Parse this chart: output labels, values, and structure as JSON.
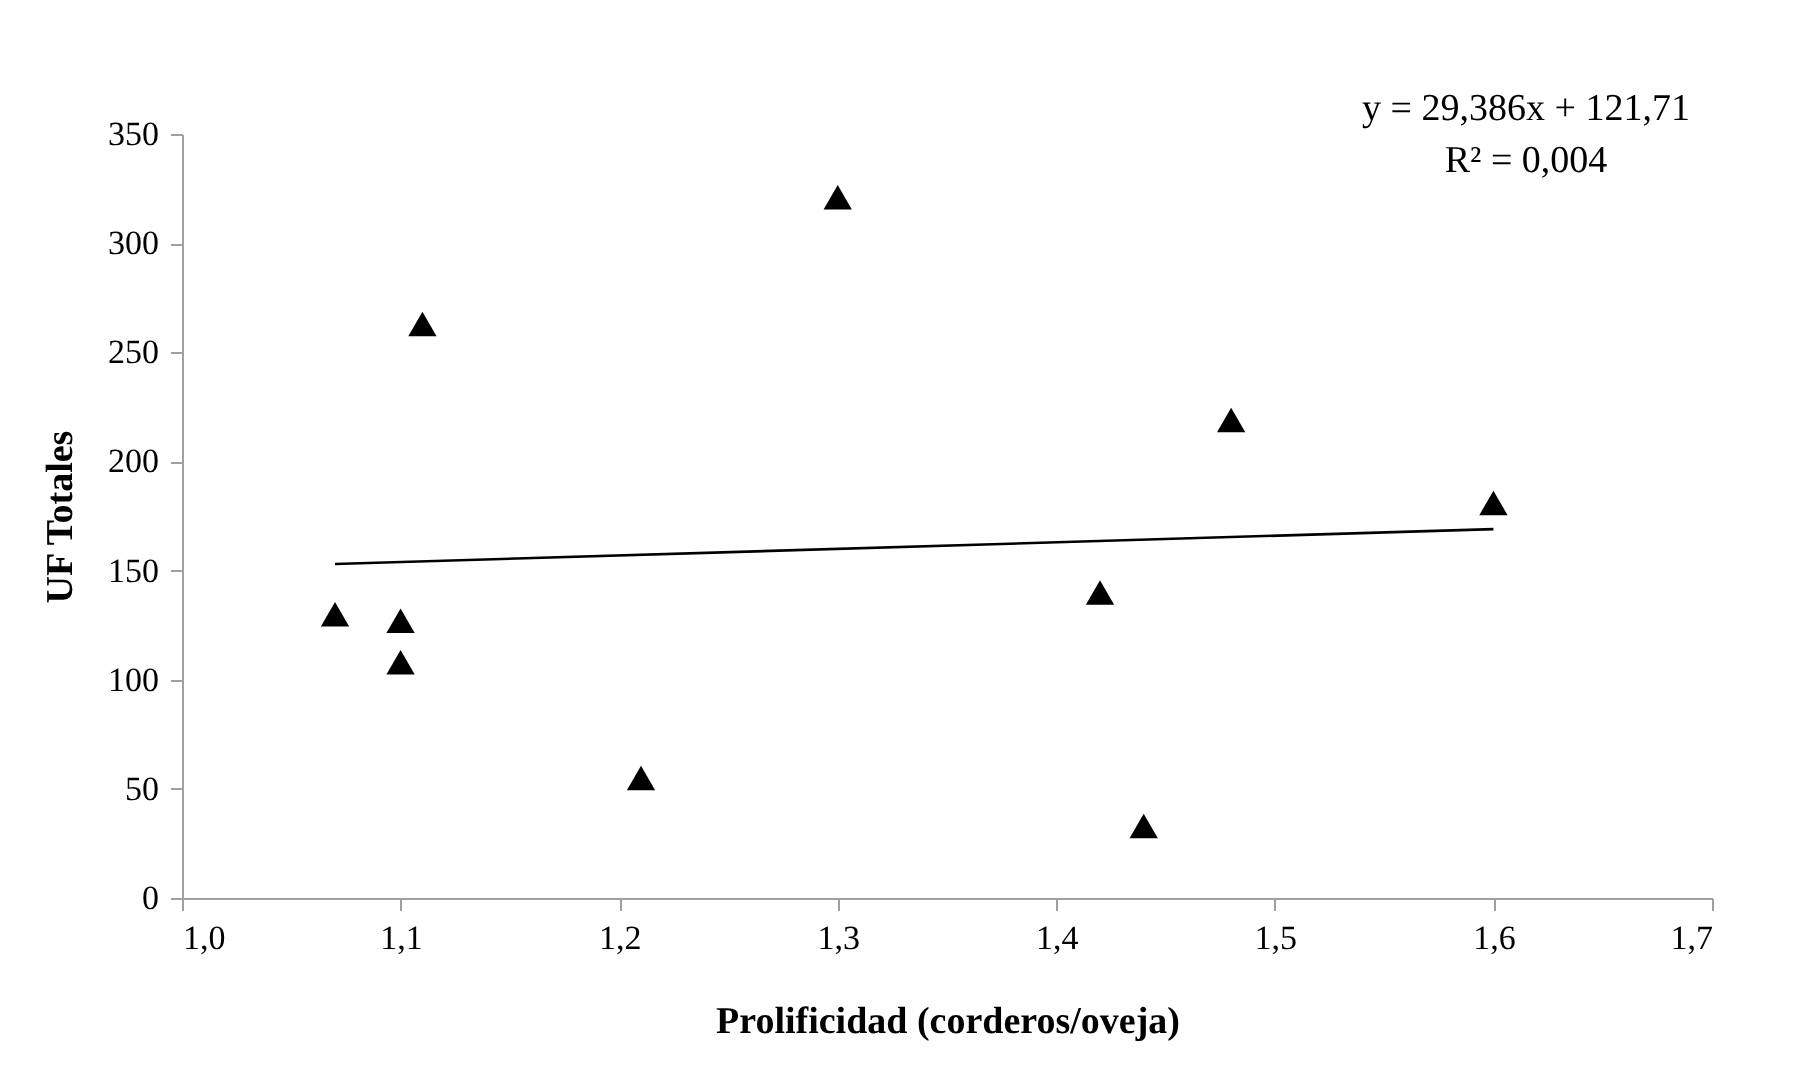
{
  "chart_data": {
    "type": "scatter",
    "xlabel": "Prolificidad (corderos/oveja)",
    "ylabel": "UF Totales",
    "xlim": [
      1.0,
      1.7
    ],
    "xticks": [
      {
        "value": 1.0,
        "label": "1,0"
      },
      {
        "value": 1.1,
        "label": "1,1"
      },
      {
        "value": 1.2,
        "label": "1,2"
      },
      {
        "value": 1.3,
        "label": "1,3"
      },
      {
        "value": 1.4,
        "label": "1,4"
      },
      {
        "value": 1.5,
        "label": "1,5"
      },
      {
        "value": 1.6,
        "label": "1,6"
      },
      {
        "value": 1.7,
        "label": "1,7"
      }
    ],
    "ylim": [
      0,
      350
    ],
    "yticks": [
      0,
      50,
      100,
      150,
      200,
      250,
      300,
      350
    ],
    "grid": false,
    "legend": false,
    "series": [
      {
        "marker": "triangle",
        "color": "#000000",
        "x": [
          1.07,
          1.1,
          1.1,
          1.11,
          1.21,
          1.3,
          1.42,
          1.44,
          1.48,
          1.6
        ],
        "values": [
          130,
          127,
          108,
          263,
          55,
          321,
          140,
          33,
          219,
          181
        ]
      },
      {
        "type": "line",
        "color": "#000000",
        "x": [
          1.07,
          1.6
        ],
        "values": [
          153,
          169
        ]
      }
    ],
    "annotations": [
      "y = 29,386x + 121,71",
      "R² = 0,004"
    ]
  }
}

------------

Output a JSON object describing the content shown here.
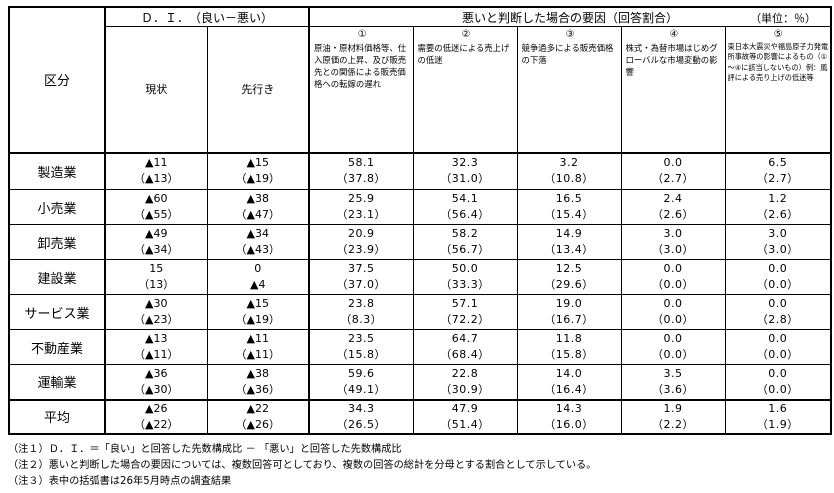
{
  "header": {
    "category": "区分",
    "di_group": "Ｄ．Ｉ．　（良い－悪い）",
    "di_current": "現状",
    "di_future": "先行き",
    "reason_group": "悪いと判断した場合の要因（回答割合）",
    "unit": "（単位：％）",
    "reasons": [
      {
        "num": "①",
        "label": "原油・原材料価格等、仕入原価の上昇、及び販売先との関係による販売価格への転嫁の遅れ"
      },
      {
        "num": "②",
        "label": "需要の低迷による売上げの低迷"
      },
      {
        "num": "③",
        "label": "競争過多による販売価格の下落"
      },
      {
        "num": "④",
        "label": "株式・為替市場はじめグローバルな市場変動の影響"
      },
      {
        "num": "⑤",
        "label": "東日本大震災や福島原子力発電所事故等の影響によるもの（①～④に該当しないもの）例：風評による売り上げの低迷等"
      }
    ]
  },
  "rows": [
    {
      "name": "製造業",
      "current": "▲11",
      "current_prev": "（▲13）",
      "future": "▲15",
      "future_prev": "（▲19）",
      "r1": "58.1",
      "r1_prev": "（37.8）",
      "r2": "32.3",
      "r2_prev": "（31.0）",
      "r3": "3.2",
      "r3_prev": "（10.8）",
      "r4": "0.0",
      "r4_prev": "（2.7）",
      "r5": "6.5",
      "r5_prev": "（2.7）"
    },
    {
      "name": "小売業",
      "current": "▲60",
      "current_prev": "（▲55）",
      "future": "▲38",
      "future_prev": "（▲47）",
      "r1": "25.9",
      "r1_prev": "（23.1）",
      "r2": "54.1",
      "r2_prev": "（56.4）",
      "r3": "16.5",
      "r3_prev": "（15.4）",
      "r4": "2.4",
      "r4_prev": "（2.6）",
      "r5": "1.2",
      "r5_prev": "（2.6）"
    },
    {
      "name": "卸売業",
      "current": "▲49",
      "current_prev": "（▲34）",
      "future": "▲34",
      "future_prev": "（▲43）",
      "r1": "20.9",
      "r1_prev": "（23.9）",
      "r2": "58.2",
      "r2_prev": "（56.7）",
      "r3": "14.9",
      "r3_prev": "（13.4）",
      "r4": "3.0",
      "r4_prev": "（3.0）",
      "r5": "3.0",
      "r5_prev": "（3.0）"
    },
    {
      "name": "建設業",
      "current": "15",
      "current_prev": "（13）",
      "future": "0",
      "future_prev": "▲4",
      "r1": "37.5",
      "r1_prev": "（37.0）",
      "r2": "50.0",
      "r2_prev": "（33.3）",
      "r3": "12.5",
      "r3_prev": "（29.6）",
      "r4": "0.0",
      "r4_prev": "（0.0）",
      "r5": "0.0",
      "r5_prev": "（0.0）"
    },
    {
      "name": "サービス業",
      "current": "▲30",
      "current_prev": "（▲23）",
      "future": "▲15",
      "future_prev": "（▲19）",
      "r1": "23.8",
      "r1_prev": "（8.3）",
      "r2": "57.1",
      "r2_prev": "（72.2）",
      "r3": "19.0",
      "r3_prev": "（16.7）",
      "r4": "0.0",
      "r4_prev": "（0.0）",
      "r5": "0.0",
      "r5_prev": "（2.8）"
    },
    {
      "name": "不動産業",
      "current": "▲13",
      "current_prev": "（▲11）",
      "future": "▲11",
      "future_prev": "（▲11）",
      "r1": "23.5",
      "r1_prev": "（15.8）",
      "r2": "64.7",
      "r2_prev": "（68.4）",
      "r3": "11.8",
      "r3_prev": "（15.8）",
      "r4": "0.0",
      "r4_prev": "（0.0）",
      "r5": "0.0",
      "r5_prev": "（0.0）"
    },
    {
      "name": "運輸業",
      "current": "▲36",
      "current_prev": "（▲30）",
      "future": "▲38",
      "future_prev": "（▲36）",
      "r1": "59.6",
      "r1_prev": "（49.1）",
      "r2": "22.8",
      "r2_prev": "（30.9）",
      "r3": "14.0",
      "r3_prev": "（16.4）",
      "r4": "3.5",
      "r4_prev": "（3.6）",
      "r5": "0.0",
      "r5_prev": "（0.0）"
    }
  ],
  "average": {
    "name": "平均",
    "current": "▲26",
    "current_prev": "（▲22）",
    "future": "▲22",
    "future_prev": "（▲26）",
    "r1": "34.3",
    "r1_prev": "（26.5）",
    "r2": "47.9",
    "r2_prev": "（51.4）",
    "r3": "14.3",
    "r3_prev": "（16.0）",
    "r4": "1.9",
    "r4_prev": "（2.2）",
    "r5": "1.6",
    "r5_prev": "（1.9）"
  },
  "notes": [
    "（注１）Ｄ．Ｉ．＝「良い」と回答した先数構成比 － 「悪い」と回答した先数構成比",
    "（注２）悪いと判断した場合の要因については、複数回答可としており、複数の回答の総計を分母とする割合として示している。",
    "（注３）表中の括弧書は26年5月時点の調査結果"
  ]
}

------------

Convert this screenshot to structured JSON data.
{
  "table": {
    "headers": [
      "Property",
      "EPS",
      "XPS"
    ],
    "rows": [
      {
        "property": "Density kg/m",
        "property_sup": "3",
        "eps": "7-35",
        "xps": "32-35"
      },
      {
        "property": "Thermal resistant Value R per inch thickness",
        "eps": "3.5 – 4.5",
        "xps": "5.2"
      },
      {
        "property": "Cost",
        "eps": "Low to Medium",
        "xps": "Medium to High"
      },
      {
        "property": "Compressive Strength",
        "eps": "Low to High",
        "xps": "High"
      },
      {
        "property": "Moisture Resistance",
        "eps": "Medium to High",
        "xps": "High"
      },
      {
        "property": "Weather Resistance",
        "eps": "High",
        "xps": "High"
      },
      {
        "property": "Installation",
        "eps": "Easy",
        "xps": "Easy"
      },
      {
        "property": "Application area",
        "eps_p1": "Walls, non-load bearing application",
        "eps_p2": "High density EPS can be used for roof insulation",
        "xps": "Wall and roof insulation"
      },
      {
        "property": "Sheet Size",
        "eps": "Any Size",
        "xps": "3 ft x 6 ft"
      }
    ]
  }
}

------------

WRITTEN PROBLEM:
Count the lines of the data that include the string "insulation", and give only that number.

SOLUTION BELOW:
2